Give a verbatim repeat of the lines that run from the line containing "Serialize everything readable" to the end of the data below.

## Material supplied
__________________________________________________
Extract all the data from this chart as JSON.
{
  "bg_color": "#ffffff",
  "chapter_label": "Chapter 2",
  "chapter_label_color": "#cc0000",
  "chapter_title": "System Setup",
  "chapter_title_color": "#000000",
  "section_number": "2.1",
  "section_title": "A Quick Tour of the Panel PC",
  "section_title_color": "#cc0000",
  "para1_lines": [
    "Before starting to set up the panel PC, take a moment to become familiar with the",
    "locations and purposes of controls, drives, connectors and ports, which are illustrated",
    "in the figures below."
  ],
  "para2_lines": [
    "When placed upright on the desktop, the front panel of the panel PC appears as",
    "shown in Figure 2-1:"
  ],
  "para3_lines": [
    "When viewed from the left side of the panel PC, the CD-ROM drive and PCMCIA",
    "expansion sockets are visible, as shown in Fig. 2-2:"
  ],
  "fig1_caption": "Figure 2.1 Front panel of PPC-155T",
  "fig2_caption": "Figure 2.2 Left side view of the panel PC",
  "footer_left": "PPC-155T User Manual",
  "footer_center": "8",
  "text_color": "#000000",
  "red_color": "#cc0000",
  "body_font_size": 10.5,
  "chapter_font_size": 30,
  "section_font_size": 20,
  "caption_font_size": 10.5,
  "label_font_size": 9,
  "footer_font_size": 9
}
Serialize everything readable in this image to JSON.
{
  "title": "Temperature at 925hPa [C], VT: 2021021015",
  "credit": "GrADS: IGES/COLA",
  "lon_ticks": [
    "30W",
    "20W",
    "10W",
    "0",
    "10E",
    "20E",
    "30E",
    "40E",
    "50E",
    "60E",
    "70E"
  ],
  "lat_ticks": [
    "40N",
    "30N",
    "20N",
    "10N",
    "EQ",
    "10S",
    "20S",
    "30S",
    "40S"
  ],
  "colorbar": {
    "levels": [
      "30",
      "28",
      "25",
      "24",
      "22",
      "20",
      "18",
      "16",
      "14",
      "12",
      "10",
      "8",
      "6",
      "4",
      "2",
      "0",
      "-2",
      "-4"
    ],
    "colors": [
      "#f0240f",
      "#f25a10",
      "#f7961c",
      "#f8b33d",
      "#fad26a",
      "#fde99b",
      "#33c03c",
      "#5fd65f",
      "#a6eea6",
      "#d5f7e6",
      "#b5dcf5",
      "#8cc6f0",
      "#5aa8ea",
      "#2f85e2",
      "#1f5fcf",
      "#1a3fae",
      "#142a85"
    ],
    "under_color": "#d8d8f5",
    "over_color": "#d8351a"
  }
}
__________________________________________________
## Final result
Serialize everything readable in this image to JSON.
{
  "title": "Temperature at 925hPa [C], VT: 2021021015",
  "credit": "GrADS: IGES/COLA",
  "lon_ticks": [
    "30W",
    "20W",
    "10W",
    "0",
    "10E",
    "20E",
    "30E",
    "40E",
    "50E",
    "60E",
    "70E"
  ],
  "lat_ticks": [
    "40N",
    "30N",
    "20N",
    "10N",
    "EQ",
    "10S",
    "20S",
    "30S",
    "40S"
  ],
  "colorbar": {
    "levels": [
      "30",
      "28",
      "25",
      "24",
      "22",
      "20",
      "18",
      "16",
      "14",
      "12",
      "10",
      "8",
      "6",
      "4",
      "2",
      "0",
      "-2",
      "-4"
    ],
    "colors": [
      "#f0240f",
      "#f25a10",
      "#f7961c",
      "#f8b33d",
      "#fad26a",
      "#fde99b",
      "#33c03c",
      "#5fd65f",
      "#a6eea6",
      "#d5f7e6",
      "#b5dcf5",
      "#8cc6f0",
      "#5aa8ea",
      "#2f85e2",
      "#1f5fcf",
      "#1a3fae",
      "#142a85"
    ],
    "under_color": "#d8d8f5",
    "over_color": "#d8351a"
  }
}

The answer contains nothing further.